* **Challenge**:
Copy out every line exactly as given.

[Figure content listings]
--- start ---

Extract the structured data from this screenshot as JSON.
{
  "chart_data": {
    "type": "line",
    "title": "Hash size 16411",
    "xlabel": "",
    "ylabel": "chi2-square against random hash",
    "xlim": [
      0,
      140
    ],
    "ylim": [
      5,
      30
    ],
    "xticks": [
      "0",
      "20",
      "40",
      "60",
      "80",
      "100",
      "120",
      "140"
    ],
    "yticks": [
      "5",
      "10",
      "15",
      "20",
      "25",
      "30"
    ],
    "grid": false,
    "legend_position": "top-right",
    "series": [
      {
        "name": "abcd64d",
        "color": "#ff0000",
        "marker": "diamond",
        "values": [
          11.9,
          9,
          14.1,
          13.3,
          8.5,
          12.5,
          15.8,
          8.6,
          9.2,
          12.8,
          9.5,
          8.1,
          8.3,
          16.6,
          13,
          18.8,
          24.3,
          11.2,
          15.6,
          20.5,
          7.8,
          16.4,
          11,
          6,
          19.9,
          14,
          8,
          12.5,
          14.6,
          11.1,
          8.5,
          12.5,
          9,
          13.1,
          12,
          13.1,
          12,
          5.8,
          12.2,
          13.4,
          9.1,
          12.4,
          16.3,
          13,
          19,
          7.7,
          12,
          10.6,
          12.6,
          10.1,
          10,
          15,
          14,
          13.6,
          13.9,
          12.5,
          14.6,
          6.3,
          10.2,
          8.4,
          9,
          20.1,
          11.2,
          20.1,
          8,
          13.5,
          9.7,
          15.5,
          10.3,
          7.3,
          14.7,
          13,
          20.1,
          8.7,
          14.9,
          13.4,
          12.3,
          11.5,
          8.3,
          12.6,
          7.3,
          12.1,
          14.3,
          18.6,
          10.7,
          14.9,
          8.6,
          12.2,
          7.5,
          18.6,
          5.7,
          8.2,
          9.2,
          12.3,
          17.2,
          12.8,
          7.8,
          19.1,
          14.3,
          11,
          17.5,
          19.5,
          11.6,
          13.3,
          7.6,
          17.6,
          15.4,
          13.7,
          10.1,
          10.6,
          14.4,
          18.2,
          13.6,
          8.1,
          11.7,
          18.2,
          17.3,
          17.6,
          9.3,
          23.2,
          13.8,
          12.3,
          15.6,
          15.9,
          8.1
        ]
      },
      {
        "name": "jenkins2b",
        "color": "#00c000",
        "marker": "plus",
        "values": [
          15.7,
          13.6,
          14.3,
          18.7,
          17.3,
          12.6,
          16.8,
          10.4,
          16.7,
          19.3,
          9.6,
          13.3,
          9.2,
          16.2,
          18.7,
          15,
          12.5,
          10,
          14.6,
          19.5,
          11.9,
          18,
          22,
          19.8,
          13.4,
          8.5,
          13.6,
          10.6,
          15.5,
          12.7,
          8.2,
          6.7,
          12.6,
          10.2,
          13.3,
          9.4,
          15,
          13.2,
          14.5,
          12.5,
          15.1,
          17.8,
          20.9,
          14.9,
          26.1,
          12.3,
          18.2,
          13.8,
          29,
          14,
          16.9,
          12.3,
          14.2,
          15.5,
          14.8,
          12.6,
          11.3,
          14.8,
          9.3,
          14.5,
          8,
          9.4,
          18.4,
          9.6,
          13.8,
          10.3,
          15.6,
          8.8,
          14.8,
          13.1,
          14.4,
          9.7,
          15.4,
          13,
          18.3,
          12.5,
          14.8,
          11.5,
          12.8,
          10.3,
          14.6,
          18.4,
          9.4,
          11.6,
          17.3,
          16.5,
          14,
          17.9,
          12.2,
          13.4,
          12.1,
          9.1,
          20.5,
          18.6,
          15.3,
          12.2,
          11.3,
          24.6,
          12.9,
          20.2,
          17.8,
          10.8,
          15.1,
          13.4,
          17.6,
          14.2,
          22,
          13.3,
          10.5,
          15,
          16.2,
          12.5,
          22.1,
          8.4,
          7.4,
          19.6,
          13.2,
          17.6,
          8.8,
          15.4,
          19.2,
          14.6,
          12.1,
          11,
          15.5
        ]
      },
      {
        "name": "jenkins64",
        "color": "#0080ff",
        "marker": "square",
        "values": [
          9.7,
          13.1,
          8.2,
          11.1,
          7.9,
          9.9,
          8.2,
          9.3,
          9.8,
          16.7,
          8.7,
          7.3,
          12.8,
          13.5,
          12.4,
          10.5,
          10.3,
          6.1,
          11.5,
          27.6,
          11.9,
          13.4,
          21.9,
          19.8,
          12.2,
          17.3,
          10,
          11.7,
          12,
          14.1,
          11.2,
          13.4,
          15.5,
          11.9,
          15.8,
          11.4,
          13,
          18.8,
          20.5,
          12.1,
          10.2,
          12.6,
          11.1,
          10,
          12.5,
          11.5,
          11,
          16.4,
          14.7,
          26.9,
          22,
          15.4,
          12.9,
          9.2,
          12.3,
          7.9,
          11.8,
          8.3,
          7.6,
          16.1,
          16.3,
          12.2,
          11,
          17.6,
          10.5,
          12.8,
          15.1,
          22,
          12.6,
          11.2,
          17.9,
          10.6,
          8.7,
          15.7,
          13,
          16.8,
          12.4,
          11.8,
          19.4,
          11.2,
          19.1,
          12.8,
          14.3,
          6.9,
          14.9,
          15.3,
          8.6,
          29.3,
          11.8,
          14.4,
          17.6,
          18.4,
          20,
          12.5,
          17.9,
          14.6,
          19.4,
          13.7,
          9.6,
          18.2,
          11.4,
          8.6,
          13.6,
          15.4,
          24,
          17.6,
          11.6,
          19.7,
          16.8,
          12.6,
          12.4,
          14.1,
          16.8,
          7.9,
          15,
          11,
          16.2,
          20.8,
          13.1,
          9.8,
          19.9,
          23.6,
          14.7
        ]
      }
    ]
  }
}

--- end ---

* **Finished task**:
Extract the structured data from this screenshot as JSON.
{
  "chart_data": {
    "type": "line",
    "title": "Hash size 16411",
    "xlabel": "",
    "ylabel": "chi2-square against random hash",
    "xlim": [
      0,
      140
    ],
    "ylim": [
      5,
      30
    ],
    "xticks": [
      "0",
      "20",
      "40",
      "60",
      "80",
      "100",
      "120",
      "140"
    ],
    "yticks": [
      "5",
      "10",
      "15",
      "20",
      "25",
      "30"
    ],
    "grid": false,
    "legend_position": "top-right",
    "series": [
      {
        "name": "abcd64d",
        "color": "#ff0000",
        "marker": "diamond",
        "values": [
          11.9,
          9,
          14.1,
          13.3,
          8.5,
          12.5,
          15.8,
          8.6,
          9.2,
          12.8,
          9.5,
          8.1,
          8.3,
          16.6,
          13,
          18.8,
          24.3,
          11.2,
          15.6,
          20.5,
          7.8,
          16.4,
          11,
          6,
          19.9,
          14,
          8,
          12.5,
          14.6,
          11.1,
          8.5,
          12.5,
          9,
          13.1,
          12,
          13.1,
          12,
          5.8,
          12.2,
          13.4,
          9.1,
          12.4,
          16.3,
          13,
          19,
          7.7,
          12,
          10.6,
          12.6,
          10.1,
          10,
          15,
          14,
          13.6,
          13.9,
          12.5,
          14.6,
          6.3,
          10.2,
          8.4,
          9,
          20.1,
          11.2,
          20.1,
          8,
          13.5,
          9.7,
          15.5,
          10.3,
          7.3,
          14.7,
          13,
          20.1,
          8.7,
          14.9,
          13.4,
          12.3,
          11.5,
          8.3,
          12.6,
          7.3,
          12.1,
          14.3,
          18.6,
          10.7,
          14.9,
          8.6,
          12.2,
          7.5,
          18.6,
          5.7,
          8.2,
          9.2,
          12.3,
          17.2,
          12.8,
          7.8,
          19.1,
          14.3,
          11,
          17.5,
          19.5,
          11.6,
          13.3,
          7.6,
          17.6,
          15.4,
          13.7,
          10.1,
          10.6,
          14.4,
          18.2,
          13.6,
          8.1,
          11.7,
          18.2,
          17.3,
          17.6,
          9.3,
          23.2,
          13.8,
          12.3,
          15.6,
          15.9,
          8.1
        ]
      },
      {
        "name": "jenkins2b",
        "color": "#00c000",
        "marker": "plus",
        "values": [
          15.7,
          13.6,
          14.3,
          18.7,
          17.3,
          12.6,
          16.8,
          10.4,
          16.7,
          19.3,
          9.6,
          13.3,
          9.2,
          16.2,
          18.7,
          15,
          12.5,
          10,
          14.6,
          19.5,
          11.9,
          18,
          22,
          19.8,
          13.4,
          8.5,
          13.6,
          10.6,
          15.5,
          12.7,
          8.2,
          6.7,
          12.6,
          10.2,
          13.3,
          9.4,
          15,
          13.2,
          14.5,
          12.5,
          15.1,
          17.8,
          20.9,
          14.9,
          26.1,
          12.3,
          18.2,
          13.8,
          29,
          14,
          16.9,
          12.3,
          14.2,
          15.5,
          14.8,
          12.6,
          11.3,
          14.8,
          9.3,
          14.5,
          8,
          9.4,
          18.4,
          9.6,
          13.8,
          10.3,
          15.6,
          8.8,
          14.8,
          13.1,
          14.4,
          9.7,
          15.4,
          13,
          18.3,
          12.5,
          14.8,
          11.5,
          12.8,
          10.3,
          14.6,
          18.4,
          9.4,
          11.6,
          17.3,
          16.5,
          14,
          17.9,
          12.2,
          13.4,
          12.1,
          9.1,
          20.5,
          18.6,
          15.3,
          12.2,
          11.3,
          24.6,
          12.9,
          20.2,
          17.8,
          10.8,
          15.1,
          13.4,
          17.6,
          14.2,
          22,
          13.3,
          10.5,
          15,
          16.2,
          12.5,
          22.1,
          8.4,
          7.4,
          19.6,
          13.2,
          17.6,
          8.8,
          15.4,
          19.2,
          14.6,
          12.1,
          11,
          15.5
        ]
      },
      {
        "name": "jenkins64",
        "color": "#0080ff",
        "marker": "square",
        "values": [
          9.7,
          13.1,
          8.2,
          11.1,
          7.9,
          9.9,
          8.2,
          9.3,
          9.8,
          16.7,
          8.7,
          7.3,
          12.8,
          13.5,
          12.4,
          10.5,
          10.3,
          6.1,
          11.5,
          27.6,
          11.9,
          13.4,
          21.9,
          19.8,
          12.2,
          17.3,
          10,
          11.7,
          12,
          14.1,
          11.2,
          13.4,
          15.5,
          11.9,
          15.8,
          11.4,
          13,
          18.8,
          20.5,
          12.1,
          10.2,
          12.6,
          11.1,
          10,
          12.5,
          11.5,
          11,
          16.4,
          14.7,
          26.9,
          22,
          15.4,
          12.9,
          9.2,
          12.3,
          7.9,
          11.8,
          8.3,
          7.6,
          16.1,
          16.3,
          12.2,
          11,
          17.6,
          10.5,
          12.8,
          15.1,
          22,
          12.6,
          11.2,
          17.9,
          10.6,
          8.7,
          15.7,
          13,
          16.8,
          12.4,
          11.8,
          19.4,
          11.2,
          19.1,
          12.8,
          14.3,
          6.9,
          14.9,
          15.3,
          8.6,
          29.3,
          11.8,
          14.4,
          17.6,
          18.4,
          20,
          12.5,
          17.9,
          14.6,
          19.4,
          13.7,
          9.6,
          18.2,
          11.4,
          8.6,
          13.6,
          15.4,
          24,
          17.6,
          11.6,
          19.7,
          16.8,
          12.6,
          12.4,
          14.1,
          16.8,
          7.9,
          15,
          11,
          16.2,
          20.8,
          13.1,
          9.8,
          19.9,
          23.6,
          14.7
        ]
      }
    ]
  }
}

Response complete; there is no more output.